WHAT YOU HAVE TO DO: Copy each of the following items word for word, keeping every line as it stands.

++++ GIVEN DATA

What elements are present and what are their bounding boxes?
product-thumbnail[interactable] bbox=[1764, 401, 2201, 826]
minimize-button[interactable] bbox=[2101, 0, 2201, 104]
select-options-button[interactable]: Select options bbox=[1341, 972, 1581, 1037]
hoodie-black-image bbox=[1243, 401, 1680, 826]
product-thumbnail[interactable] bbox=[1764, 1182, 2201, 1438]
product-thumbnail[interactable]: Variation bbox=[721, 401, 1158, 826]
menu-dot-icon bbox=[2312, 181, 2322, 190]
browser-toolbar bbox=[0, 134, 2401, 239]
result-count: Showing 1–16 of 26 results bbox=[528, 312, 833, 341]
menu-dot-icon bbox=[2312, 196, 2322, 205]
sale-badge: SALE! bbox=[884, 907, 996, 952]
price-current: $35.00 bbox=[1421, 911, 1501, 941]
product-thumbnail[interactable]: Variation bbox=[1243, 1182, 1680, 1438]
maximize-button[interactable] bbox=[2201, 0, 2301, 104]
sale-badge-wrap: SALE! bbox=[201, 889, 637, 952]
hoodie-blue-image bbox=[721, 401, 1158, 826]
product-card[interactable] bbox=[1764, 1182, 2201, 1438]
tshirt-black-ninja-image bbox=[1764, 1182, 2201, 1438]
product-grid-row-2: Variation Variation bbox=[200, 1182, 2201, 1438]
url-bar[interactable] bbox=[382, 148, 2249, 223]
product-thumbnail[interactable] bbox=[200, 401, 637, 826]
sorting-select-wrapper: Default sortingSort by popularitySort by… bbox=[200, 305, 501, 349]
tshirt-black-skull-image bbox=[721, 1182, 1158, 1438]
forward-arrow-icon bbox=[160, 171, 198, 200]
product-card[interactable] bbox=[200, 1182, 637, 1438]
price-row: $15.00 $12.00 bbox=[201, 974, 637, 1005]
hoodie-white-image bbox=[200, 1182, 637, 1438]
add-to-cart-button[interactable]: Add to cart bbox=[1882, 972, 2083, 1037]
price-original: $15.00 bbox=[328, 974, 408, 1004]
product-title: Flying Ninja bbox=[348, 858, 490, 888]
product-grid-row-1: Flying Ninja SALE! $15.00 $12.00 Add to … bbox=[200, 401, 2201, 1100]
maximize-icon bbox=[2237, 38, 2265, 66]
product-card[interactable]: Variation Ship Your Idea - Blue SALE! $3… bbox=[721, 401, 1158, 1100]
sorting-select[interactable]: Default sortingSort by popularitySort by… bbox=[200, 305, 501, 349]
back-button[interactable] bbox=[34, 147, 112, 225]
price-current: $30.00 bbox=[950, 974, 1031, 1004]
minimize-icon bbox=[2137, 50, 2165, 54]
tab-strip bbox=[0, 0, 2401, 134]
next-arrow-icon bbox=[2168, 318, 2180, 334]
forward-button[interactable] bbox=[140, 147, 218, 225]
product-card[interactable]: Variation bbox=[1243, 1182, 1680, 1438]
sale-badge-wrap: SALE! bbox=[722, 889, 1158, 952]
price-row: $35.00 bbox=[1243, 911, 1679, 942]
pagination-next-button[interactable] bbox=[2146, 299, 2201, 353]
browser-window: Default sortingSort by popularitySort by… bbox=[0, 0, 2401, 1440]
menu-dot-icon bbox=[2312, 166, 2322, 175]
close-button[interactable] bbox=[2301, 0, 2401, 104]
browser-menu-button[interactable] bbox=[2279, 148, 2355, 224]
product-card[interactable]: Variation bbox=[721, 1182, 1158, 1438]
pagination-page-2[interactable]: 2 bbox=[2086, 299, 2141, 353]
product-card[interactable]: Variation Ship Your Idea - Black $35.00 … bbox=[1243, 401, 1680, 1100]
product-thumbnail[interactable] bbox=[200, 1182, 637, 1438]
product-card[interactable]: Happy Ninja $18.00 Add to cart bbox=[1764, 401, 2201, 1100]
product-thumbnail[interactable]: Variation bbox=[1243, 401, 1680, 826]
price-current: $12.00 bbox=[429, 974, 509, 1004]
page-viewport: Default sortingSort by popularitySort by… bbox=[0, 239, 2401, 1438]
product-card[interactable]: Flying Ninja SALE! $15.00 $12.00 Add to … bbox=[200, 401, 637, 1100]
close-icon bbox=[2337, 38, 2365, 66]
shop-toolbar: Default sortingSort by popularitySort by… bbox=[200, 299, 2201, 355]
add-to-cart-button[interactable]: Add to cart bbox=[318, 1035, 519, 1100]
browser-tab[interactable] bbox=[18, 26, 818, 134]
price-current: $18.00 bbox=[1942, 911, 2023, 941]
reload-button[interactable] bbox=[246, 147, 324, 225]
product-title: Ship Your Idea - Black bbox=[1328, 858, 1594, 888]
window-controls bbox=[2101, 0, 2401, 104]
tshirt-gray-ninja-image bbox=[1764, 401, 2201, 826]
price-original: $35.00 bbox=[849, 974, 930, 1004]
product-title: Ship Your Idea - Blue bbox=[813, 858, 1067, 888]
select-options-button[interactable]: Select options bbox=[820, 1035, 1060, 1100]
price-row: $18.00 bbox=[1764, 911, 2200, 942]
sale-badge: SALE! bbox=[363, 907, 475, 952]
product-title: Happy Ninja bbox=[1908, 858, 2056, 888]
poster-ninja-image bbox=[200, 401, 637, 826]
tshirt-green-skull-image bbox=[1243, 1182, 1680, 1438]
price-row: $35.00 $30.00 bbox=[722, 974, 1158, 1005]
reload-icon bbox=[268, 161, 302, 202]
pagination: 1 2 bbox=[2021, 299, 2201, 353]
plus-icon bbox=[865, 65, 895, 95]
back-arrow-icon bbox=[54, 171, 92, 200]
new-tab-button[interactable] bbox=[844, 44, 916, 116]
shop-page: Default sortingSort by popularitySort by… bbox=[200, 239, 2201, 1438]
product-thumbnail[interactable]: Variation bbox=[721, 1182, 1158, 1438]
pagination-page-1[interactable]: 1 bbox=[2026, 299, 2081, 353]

++++++++

WRITTEN ANSWER:
What elements are present and what are their bounding boxes?
product-thumbnail[interactable] bbox=[1764, 401, 2201, 826]
minimize-button[interactable] bbox=[2101, 0, 2201, 104]
select-options-button[interactable]: Select options bbox=[1341, 972, 1581, 1037]
hoodie-black-image bbox=[1243, 401, 1680, 826]
product-thumbnail[interactable] bbox=[1764, 1182, 2201, 1438]
product-thumbnail[interactable]: Variation bbox=[721, 401, 1158, 826]
menu-dot-icon bbox=[2312, 181, 2322, 190]
browser-toolbar bbox=[0, 134, 2401, 239]
result-count: Showing 1–16 of 26 results bbox=[528, 312, 833, 341]
menu-dot-icon bbox=[2312, 196, 2322, 205]
sale-badge: SALE! bbox=[884, 907, 996, 952]
price-current: $35.00 bbox=[1421, 911, 1501, 941]
product-thumbnail[interactable]: Variation bbox=[1243, 1182, 1680, 1438]
maximize-button[interactable] bbox=[2201, 0, 2301, 104]
sale-badge-wrap: SALE! bbox=[201, 889, 637, 952]
hoodie-blue-image bbox=[721, 401, 1158, 826]
product-card[interactable] bbox=[1764, 1182, 2201, 1438]
tshirt-black-ninja-image bbox=[1764, 1182, 2201, 1438]
product-grid-row-2: Variation Variation bbox=[200, 1182, 2201, 1438]
url-bar[interactable] bbox=[382, 148, 2249, 223]
product-thumbnail[interactable] bbox=[200, 401, 637, 826]
sorting-select-wrapper: Default sortingSort by popularitySort by… bbox=[200, 305, 501, 349]
tshirt-black-skull-image bbox=[721, 1182, 1158, 1438]
forward-arrow-icon bbox=[160, 171, 198, 200]
product-card[interactable] bbox=[200, 1182, 637, 1438]
price-row: $15.00 $12.00 bbox=[201, 974, 637, 1005]
hoodie-white-image bbox=[200, 1182, 637, 1438]
add-to-cart-button[interactable]: Add to cart bbox=[1882, 972, 2083, 1037]
price-original: $15.00 bbox=[328, 974, 408, 1004]
product-title: Flying Ninja bbox=[348, 858, 490, 888]
product-grid-row-1: Flying Ninja SALE! $15.00 $12.00 Add to … bbox=[200, 401, 2201, 1100]
maximize-icon bbox=[2237, 38, 2265, 66]
product-card[interactable]: Variation Ship Your Idea - Blue SALE! $3… bbox=[721, 401, 1158, 1100]
sorting-select[interactable]: Default sortingSort by popularitySort by… bbox=[200, 305, 501, 349]
back-button[interactable] bbox=[34, 147, 112, 225]
price-current: $30.00 bbox=[950, 974, 1031, 1004]
minimize-icon bbox=[2137, 50, 2165, 54]
tab-strip bbox=[0, 0, 2401, 134]
next-arrow-icon bbox=[2168, 318, 2180, 334]
forward-button[interactable] bbox=[140, 147, 218, 225]
product-card[interactable]: Variation bbox=[1243, 1182, 1680, 1438]
sale-badge-wrap: SALE! bbox=[722, 889, 1158, 952]
price-row: $35.00 bbox=[1243, 911, 1679, 942]
pagination-next-button[interactable] bbox=[2146, 299, 2201, 353]
browser-window: Default sortingSort by popularitySort by… bbox=[0, 0, 2401, 1440]
menu-dot-icon bbox=[2312, 166, 2322, 175]
close-button[interactable] bbox=[2301, 0, 2401, 104]
browser-menu-button[interactable] bbox=[2279, 148, 2355, 224]
product-card[interactable]: Variation bbox=[721, 1182, 1158, 1438]
pagination-page-2[interactable]: 2 bbox=[2086, 299, 2141, 353]
product-card[interactable]: Variation Ship Your Idea - Black $35.00 … bbox=[1243, 401, 1680, 1100]
product-thumbnail[interactable] bbox=[200, 1182, 637, 1438]
product-card[interactable]: Happy Ninja $18.00 Add to cart bbox=[1764, 401, 2201, 1100]
product-thumbnail[interactable]: Variation bbox=[1243, 401, 1680, 826]
price-current: $12.00 bbox=[429, 974, 509, 1004]
page-viewport: Default sortingSort by popularitySort by… bbox=[0, 239, 2401, 1438]
product-card[interactable]: Flying Ninja SALE! $15.00 $12.00 Add to … bbox=[200, 401, 637, 1100]
close-icon bbox=[2337, 38, 2365, 66]
shop-toolbar: Default sortingSort by popularitySort by… bbox=[200, 299, 2201, 355]
add-to-cart-button[interactable]: Add to cart bbox=[318, 1035, 519, 1100]
browser-tab[interactable] bbox=[18, 26, 818, 134]
price-current: $18.00 bbox=[1942, 911, 2023, 941]
reload-button[interactable] bbox=[246, 147, 324, 225]
product-title: Ship Your Idea - Black bbox=[1328, 858, 1594, 888]
window-controls bbox=[2101, 0, 2401, 104]
tshirt-gray-ninja-image bbox=[1764, 401, 2201, 826]
price-original: $35.00 bbox=[849, 974, 930, 1004]
product-title: Ship Your Idea - Blue bbox=[813, 858, 1067, 888]
select-options-button[interactable]: Select options bbox=[820, 1035, 1060, 1100]
price-row: $18.00 bbox=[1764, 911, 2200, 942]
sale-badge: SALE! bbox=[363, 907, 475, 952]
product-title: Happy Ninja bbox=[1908, 858, 2056, 888]
poster-ninja-image bbox=[200, 401, 637, 826]
tshirt-green-skull-image bbox=[1243, 1182, 1680, 1438]
price-row: $35.00 $30.00 bbox=[722, 974, 1158, 1005]
reload-icon bbox=[268, 161, 302, 202]
pagination: 1 2 bbox=[2021, 299, 2201, 353]
plus-icon bbox=[865, 65, 895, 95]
back-arrow-icon bbox=[54, 171, 92, 200]
new-tab-button[interactable] bbox=[844, 44, 916, 116]
shop-page: Default sortingSort by popularitySort by… bbox=[200, 239, 2201, 1438]
product-thumbnail[interactable]: Variation bbox=[721, 1182, 1158, 1438]
pagination-page-1[interactable]: 1 bbox=[2026, 299, 2081, 353]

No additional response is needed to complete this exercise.